* BEGIN INPUT FOR THIS TASK *
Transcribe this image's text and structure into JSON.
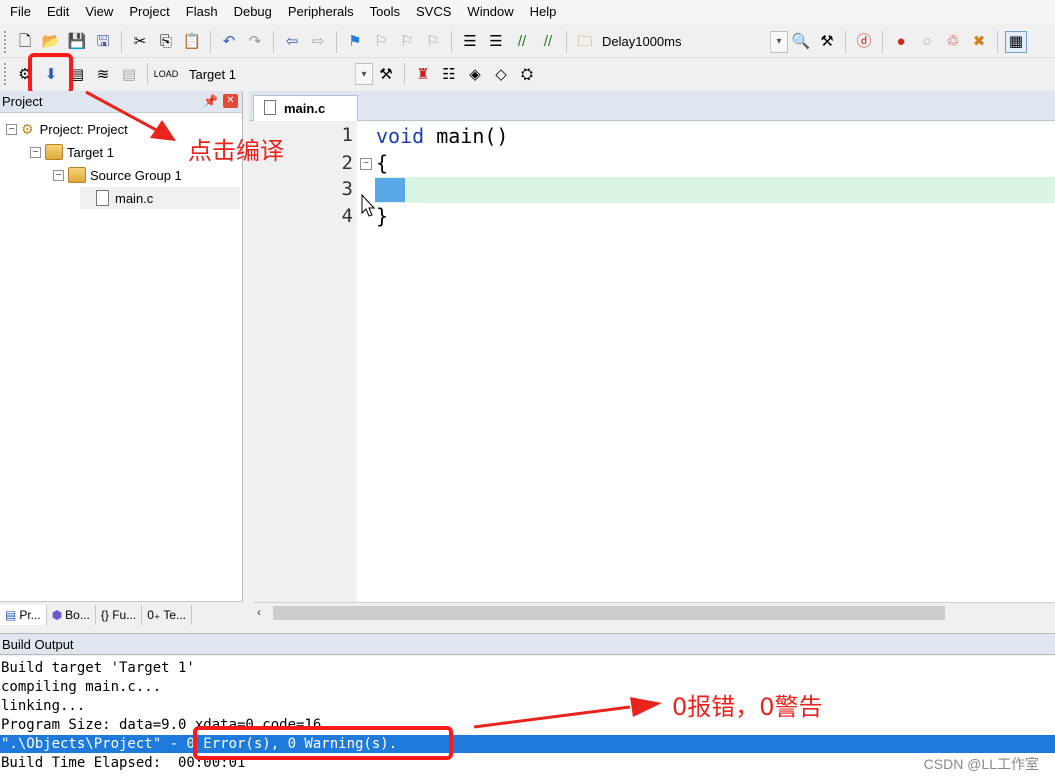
{
  "menu": [
    "File",
    "Edit",
    "View",
    "Project",
    "Flash",
    "Debug",
    "Peripherals",
    "Tools",
    "SVCS",
    "Window",
    "Help"
  ],
  "toolbar1": {
    "function_combo_value": "Delay1000ms"
  },
  "toolbar2": {
    "target_combo_value": "Target 1"
  },
  "project_pane": {
    "title": "Project",
    "tree": {
      "root": "Project: Project",
      "target": "Target 1",
      "group": "Source Group 1",
      "file": "main.c"
    },
    "tabs": [
      "Pr...",
      "Bo...",
      "{} Fu...",
      "0₊ Te..."
    ]
  },
  "editor": {
    "tab_label": "main.c",
    "line_numbers": [
      "1",
      "2",
      "3",
      "4"
    ],
    "code": {
      "line1_kw": "void",
      "line1_rest": " main()",
      "line2": "{",
      "line4": "}"
    }
  },
  "build_output": {
    "title": "Build Output",
    "lines": [
      "Build target 'Target 1'",
      "compiling main.c...",
      "linking...",
      "Program Size: data=9.0 xdata=0 code=16",
      "\".\\Objects\\Project\" - 0 Error(s), 0 Warning(s).",
      "Build Time Elapsed:  00:00:01"
    ]
  },
  "annotations": {
    "compile_hint": "点击编译",
    "result_hint": "0报错，0警告"
  },
  "watermark": "CSDN @LL工作室",
  "colors": {
    "annotation_red": "#e8241c",
    "selection_blue": "#1e7bdb",
    "current_line": "#d9f5e4",
    "keyword_blue": "#1a3db0"
  }
}
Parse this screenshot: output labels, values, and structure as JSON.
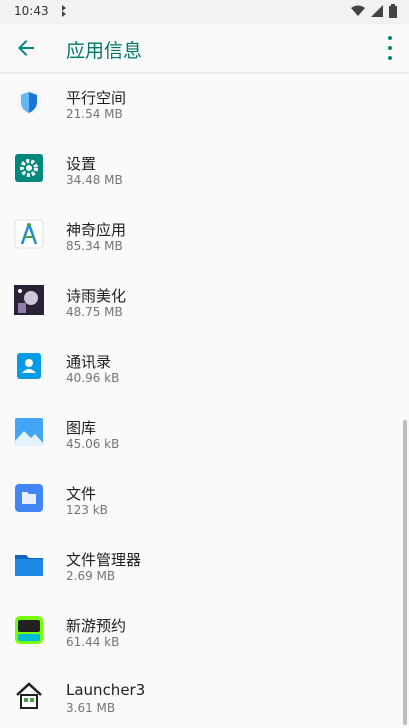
{
  "status": {
    "time": "10:43"
  },
  "app_bar": {
    "title": "应用信息"
  },
  "apps": [
    {
      "name": "平行空间",
      "size": "21.54 MB",
      "icon": "parallel-space-icon"
    },
    {
      "name": "设置",
      "size": "34.48 MB",
      "icon": "settings-gear-icon"
    },
    {
      "name": "神奇应用",
      "size": "85.34 MB",
      "icon": "magic-app-icon"
    },
    {
      "name": "诗雨美化",
      "size": "48.75 MB",
      "icon": "shiyu-beautify-icon"
    },
    {
      "name": "通讯录",
      "size": "40.96 kB",
      "icon": "contacts-icon"
    },
    {
      "name": "图库",
      "size": "45.06 kB",
      "icon": "gallery-icon"
    },
    {
      "name": "文件",
      "size": "123 kB",
      "icon": "files-icon"
    },
    {
      "name": "文件管理器",
      "size": "2.69 MB",
      "icon": "file-manager-icon"
    },
    {
      "name": "新游预约",
      "size": "61.44 kB",
      "icon": "new-game-reservation-icon"
    },
    {
      "name": "Launcher3",
      "size": "3.61 MB",
      "icon": "launcher-home-icon"
    }
  ],
  "colors": {
    "accent": "#00897b",
    "title": "#00796b"
  }
}
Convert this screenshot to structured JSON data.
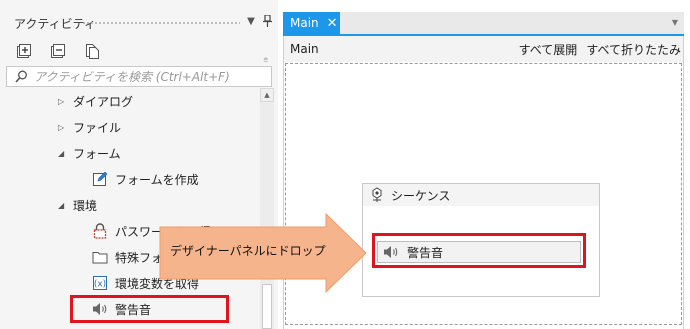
{
  "panel": {
    "title": "アクティビティ",
    "pin_icon": "pin-icon",
    "search_placeholder": "アクティビティを検索 (Ctrl+Alt+F)"
  },
  "tree": {
    "dialog": "ダイアログ",
    "file": "ファイル",
    "form": "フォーム",
    "create_form": "フォームを作成",
    "environment": "環境",
    "get_password": "パスワードを取得",
    "special_folder": "特殊フォル",
    "get_env_var": "環境変数を取得",
    "beep": "警告音"
  },
  "designer": {
    "tab_label": "Main",
    "breadcrumb": "Main",
    "expand_all": "すべて展開",
    "collapse_all": "すべて折りたたみ",
    "sequence_title": "シーケンス",
    "beep_activity": "警告音"
  },
  "callout": {
    "text": "デザイナーパネルにドロップ",
    "fill_color": "#f6b48c",
    "highlight_color": "#e0141e"
  },
  "colors": {
    "tab_accent": "#1c97ea"
  }
}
* END INPUT FOR THIS TASK *
* **DESCRIPTION OF THE TASK**:
Using the material above, set down every line exactly, but skip the pictures.

* **EXPECTED ANSWER**:
Transcribe this image's text and structure into JSON.
{
  "menu": [
    "File",
    "Edit",
    "View",
    "Project",
    "Flash",
    "Debug",
    "Peripherals",
    "Tools",
    "SVCS",
    "Window",
    "Help"
  ],
  "toolbar1": {
    "function_combo_value": "Delay1000ms"
  },
  "toolbar2": {
    "target_combo_value": "Target 1"
  },
  "project_pane": {
    "title": "Project",
    "tree": {
      "root": "Project: Project",
      "target": "Target 1",
      "group": "Source Group 1",
      "file": "main.c"
    },
    "tabs": [
      "Pr...",
      "Bo...",
      "{} Fu...",
      "0₊ Te..."
    ]
  },
  "editor": {
    "tab_label": "main.c",
    "line_numbers": [
      "1",
      "2",
      "3",
      "4"
    ],
    "code": {
      "line1_kw": "void",
      "line1_rest": " main()",
      "line2": "{",
      "line4": "}"
    }
  },
  "build_output": {
    "title": "Build Output",
    "lines": [
      "Build target 'Target 1'",
      "compiling main.c...",
      "linking...",
      "Program Size: data=9.0 xdata=0 code=16",
      "\".\\Objects\\Project\" - 0 Error(s), 0 Warning(s).",
      "Build Time Elapsed:  00:00:01"
    ]
  },
  "annotations": {
    "compile_hint": "点击编译",
    "result_hint": "0报错，0警告"
  },
  "watermark": "CSDN @LL工作室",
  "colors": {
    "annotation_red": "#e8241c",
    "selection_blue": "#1e7bdb",
    "current_line": "#d9f5e4",
    "keyword_blue": "#1a3db0"
  }
}
Parse this screenshot: output labels, values, and structure as JSON.
{
  "status": {
    "time": "10:43"
  },
  "app_bar": {
    "title": "应用信息"
  },
  "apps": [
    {
      "name": "平行空间",
      "size": "21.54 MB",
      "icon": "parallel-space-icon"
    },
    {
      "name": "设置",
      "size": "34.48 MB",
      "icon": "settings-gear-icon"
    },
    {
      "name": "神奇应用",
      "size": "85.34 MB",
      "icon": "magic-app-icon"
    },
    {
      "name": "诗雨美化",
      "size": "48.75 MB",
      "icon": "shiyu-beautify-icon"
    },
    {
      "name": "通讯录",
      "size": "40.96 kB",
      "icon": "contacts-icon"
    },
    {
      "name": "图库",
      "size": "45.06 kB",
      "icon": "gallery-icon"
    },
    {
      "name": "文件",
      "size": "123 kB",
      "icon": "files-icon"
    },
    {
      "name": "文件管理器",
      "size": "2.69 MB",
      "icon": "file-manager-icon"
    },
    {
      "name": "新游预约",
      "size": "61.44 kB",
      "icon": "new-game-reservation-icon"
    },
    {
      "name": "Launcher3",
      "size": "3.61 MB",
      "icon": "launcher-home-icon"
    }
  ],
  "colors": {
    "accent": "#00897b",
    "title": "#00796b"
  }
}
Convert this screenshot to structured JSON data.
{
  "panel": {
    "title": "アクティビティ",
    "pin_icon": "pin-icon",
    "search_placeholder": "アクティビティを検索 (Ctrl+Alt+F)"
  },
  "tree": {
    "dialog": "ダイアログ",
    "file": "ファイル",
    "form": "フォーム",
    "create_form": "フォームを作成",
    "environment": "環境",
    "get_password": "パスワードを取得",
    "special_folder": "特殊フォル",
    "get_env_var": "環境変数を取得",
    "beep": "警告音"
  },
  "designer": {
    "tab_label": "Main",
    "breadcrumb": "Main",
    "expand_all": "すべて展開",
    "collapse_all": "すべて折りたたみ",
    "sequence_title": "シーケンス",
    "beep_activity": "警告音"
  },
  "callout": {
    "text": "デザイナーパネルにドロップ",
    "fill_color": "#f6b48c",
    "highlight_color": "#e0141e"
  },
  "colors": {
    "tab_accent": "#1c97ea"
  }
}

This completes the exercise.